## GOAL
Lines before the one containing "Enumerate this screenshot's" are excluded; retype that line and all remaining lines of the material exactly.
------ PROVIDED ENTRIES ------
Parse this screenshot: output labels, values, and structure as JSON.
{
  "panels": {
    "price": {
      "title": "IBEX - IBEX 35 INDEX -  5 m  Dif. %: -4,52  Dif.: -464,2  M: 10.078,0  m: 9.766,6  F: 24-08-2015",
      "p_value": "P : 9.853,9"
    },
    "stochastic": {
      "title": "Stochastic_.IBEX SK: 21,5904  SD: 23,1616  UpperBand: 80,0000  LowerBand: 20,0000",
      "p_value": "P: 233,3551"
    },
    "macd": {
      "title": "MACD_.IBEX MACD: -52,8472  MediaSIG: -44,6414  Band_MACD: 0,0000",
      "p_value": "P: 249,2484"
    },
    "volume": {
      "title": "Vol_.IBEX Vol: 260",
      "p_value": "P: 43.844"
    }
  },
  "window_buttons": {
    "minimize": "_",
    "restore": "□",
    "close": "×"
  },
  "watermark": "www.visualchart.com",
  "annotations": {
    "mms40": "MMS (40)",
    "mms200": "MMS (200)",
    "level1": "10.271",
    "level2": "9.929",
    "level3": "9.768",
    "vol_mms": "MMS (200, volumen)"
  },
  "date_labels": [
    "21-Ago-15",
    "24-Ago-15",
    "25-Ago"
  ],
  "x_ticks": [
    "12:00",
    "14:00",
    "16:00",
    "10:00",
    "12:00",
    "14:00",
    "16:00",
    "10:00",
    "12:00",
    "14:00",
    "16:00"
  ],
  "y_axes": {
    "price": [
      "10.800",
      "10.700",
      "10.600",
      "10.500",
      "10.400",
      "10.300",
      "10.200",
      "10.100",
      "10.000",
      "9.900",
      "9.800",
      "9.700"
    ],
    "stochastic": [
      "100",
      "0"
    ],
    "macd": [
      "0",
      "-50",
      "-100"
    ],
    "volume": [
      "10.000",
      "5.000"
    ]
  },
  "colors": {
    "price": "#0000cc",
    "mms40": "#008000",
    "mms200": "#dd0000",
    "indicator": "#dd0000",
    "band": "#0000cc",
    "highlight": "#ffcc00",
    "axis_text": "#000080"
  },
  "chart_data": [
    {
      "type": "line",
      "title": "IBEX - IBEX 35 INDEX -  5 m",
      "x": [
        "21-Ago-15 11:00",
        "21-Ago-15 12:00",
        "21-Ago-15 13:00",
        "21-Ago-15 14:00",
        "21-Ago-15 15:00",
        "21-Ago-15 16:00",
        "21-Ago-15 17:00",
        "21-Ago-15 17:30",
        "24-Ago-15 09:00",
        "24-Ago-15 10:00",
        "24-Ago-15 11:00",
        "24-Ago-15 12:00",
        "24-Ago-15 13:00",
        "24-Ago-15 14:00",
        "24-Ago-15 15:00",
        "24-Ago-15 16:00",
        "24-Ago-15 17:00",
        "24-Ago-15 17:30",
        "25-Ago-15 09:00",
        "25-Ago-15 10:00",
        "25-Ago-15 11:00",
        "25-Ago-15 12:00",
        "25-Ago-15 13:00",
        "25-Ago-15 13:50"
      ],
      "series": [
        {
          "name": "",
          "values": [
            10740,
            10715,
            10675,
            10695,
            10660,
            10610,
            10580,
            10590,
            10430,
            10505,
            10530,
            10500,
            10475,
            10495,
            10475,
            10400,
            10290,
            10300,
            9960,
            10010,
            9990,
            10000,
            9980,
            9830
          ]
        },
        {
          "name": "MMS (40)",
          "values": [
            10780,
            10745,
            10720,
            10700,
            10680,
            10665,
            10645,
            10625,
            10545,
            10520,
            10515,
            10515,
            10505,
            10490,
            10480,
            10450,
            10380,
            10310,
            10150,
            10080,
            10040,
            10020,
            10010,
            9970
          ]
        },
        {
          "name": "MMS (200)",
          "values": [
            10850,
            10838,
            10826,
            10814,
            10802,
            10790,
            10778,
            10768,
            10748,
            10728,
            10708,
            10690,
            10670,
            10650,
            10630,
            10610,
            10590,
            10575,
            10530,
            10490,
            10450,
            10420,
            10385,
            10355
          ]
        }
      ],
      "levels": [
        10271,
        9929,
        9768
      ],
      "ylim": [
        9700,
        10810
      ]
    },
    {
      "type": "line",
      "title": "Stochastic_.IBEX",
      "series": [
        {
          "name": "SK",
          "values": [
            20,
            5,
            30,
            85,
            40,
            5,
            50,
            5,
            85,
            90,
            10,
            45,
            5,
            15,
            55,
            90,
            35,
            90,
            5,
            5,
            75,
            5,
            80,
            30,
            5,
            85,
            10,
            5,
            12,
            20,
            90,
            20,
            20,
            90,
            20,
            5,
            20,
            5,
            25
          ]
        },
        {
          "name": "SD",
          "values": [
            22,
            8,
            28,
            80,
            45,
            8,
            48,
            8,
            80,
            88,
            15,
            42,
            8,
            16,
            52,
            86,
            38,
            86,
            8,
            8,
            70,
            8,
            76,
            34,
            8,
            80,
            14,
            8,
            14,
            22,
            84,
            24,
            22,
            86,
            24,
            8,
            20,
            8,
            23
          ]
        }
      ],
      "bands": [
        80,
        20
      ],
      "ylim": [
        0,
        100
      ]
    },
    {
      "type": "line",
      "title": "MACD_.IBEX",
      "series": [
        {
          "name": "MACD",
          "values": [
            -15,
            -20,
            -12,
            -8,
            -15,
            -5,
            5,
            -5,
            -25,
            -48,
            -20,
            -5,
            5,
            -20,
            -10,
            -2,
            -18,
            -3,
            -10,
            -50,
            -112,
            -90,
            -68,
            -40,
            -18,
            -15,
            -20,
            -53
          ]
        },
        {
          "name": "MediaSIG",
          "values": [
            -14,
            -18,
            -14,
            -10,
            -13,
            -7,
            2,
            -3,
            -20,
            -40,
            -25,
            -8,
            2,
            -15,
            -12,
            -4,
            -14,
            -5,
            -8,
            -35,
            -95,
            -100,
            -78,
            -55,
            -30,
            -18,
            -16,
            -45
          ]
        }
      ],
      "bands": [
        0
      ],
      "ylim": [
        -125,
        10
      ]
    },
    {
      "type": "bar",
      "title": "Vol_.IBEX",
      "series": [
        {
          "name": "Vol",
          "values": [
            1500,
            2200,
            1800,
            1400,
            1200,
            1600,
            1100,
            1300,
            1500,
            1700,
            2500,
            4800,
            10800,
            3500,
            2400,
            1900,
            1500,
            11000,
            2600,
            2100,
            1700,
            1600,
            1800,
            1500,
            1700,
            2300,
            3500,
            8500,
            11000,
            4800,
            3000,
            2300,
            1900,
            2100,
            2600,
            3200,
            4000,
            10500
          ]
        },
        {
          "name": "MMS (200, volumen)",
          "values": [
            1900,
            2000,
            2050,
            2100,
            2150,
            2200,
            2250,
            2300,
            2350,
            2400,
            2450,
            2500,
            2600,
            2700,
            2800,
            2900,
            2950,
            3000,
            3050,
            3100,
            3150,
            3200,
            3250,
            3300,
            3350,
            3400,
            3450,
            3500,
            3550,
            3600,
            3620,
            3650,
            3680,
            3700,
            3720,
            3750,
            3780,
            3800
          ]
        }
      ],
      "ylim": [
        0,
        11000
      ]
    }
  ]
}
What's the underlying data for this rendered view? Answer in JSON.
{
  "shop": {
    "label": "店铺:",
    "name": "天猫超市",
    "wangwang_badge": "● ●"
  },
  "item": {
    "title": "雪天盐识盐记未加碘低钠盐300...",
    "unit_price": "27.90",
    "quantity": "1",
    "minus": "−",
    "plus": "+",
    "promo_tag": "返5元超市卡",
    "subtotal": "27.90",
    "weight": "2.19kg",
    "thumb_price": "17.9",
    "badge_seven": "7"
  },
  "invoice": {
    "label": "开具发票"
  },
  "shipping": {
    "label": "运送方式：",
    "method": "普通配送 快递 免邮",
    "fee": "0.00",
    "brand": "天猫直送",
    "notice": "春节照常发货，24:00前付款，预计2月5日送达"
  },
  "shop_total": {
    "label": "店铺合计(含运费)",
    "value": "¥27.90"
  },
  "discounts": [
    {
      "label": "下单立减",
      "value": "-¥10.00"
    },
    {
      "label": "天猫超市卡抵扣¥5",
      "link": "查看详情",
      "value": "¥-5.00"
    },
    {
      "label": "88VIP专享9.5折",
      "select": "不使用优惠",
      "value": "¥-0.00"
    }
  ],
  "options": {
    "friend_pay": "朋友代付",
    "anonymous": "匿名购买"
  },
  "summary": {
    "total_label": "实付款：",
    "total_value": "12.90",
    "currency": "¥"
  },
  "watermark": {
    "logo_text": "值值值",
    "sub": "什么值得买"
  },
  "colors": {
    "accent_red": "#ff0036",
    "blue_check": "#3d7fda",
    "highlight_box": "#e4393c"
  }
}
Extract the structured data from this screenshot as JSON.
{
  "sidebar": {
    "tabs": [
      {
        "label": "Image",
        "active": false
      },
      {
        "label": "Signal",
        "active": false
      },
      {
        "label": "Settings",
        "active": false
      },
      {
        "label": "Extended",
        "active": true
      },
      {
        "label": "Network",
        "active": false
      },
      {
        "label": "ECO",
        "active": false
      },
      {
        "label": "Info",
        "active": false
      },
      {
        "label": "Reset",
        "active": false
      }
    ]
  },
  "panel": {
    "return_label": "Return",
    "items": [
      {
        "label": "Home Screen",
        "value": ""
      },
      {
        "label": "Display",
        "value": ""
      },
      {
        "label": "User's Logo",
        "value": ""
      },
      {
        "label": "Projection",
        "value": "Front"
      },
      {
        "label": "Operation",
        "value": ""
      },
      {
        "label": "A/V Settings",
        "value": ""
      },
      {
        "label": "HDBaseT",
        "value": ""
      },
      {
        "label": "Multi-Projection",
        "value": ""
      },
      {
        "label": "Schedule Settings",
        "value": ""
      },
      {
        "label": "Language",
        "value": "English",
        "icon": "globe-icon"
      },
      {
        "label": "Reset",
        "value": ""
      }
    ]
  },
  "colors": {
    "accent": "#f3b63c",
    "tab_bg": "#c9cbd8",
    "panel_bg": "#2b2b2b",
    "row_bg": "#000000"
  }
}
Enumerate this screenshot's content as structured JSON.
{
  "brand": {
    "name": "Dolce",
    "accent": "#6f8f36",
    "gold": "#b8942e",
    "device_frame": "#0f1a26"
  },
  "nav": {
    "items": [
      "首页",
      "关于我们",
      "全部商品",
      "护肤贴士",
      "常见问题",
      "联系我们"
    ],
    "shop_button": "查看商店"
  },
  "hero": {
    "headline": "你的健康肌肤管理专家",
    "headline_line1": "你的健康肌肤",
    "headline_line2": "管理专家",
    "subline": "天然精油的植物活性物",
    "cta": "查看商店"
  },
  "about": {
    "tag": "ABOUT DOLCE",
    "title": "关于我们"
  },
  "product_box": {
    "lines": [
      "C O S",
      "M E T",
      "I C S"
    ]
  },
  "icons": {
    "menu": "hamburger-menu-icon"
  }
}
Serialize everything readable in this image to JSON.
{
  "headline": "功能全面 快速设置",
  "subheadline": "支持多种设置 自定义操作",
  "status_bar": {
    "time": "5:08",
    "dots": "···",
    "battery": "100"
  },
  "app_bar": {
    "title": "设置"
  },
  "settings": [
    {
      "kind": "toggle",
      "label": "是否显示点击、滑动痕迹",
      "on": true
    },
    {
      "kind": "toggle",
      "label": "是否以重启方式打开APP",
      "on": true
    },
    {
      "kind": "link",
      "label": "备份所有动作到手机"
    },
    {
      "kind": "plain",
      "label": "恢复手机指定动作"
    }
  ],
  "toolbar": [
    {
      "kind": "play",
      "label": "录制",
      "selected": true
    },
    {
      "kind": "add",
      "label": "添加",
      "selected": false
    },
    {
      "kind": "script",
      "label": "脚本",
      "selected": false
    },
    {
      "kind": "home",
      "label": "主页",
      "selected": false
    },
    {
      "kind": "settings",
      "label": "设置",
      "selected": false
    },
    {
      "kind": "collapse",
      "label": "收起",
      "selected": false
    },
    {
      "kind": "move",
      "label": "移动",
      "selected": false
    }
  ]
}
------
## THE OUTPUT
Enumerate this screenshot's content as structured JSON.
{
  "brand": {
    "name": "Dolce",
    "accent": "#6f8f36",
    "gold": "#b8942e",
    "device_frame": "#0f1a26"
  },
  "nav": {
    "items": [
      "首页",
      "关于我们",
      "全部商品",
      "护肤贴士",
      "常见问题",
      "联系我们"
    ],
    "shop_button": "查看商店"
  },
  "hero": {
    "headline": "你的健康肌肤管理专家",
    "headline_line1": "你的健康肌肤",
    "headline_line2": "管理专家",
    "subline": "天然精油的植物活性物",
    "cta": "查看商店"
  },
  "about": {
    "tag": "ABOUT DOLCE",
    "title": "关于我们"
  },
  "product_box": {
    "lines": [
      "C O S",
      "M E T",
      "I C S"
    ]
  },
  "icons": {
    "menu": "hamburger-menu-icon"
  }
}
Serialize everything readable in this image to JSON.
{
  "headline": "功能全面 快速设置",
  "subheadline": "支持多种设置 自定义操作",
  "status_bar": {
    "time": "5:08",
    "dots": "···",
    "battery": "100"
  },
  "app_bar": {
    "title": "设置"
  },
  "settings": [
    {
      "kind": "toggle",
      "label": "是否显示点击、滑动痕迹",
      "on": true
    },
    {
      "kind": "toggle",
      "label": "是否以重启方式打开APP",
      "on": true
    },
    {
      "kind": "link",
      "label": "备份所有动作到手机"
    },
    {
      "kind": "plain",
      "label": "恢复手机指定动作"
    }
  ],
  "toolbar": [
    {
      "kind": "play",
      "label": "录制",
      "selected": true
    },
    {
      "kind": "add",
      "label": "添加",
      "selected": false
    },
    {
      "kind": "script",
      "label": "脚本",
      "selected": false
    },
    {
      "kind": "home",
      "label": "主页",
      "selected": false
    },
    {
      "kind": "settings",
      "label": "设置",
      "selected": false
    },
    {
      "kind": "collapse",
      "label": "收起",
      "selected": false
    },
    {
      "kind": "move",
      "label": "移动",
      "selected": false
    }
  ]
}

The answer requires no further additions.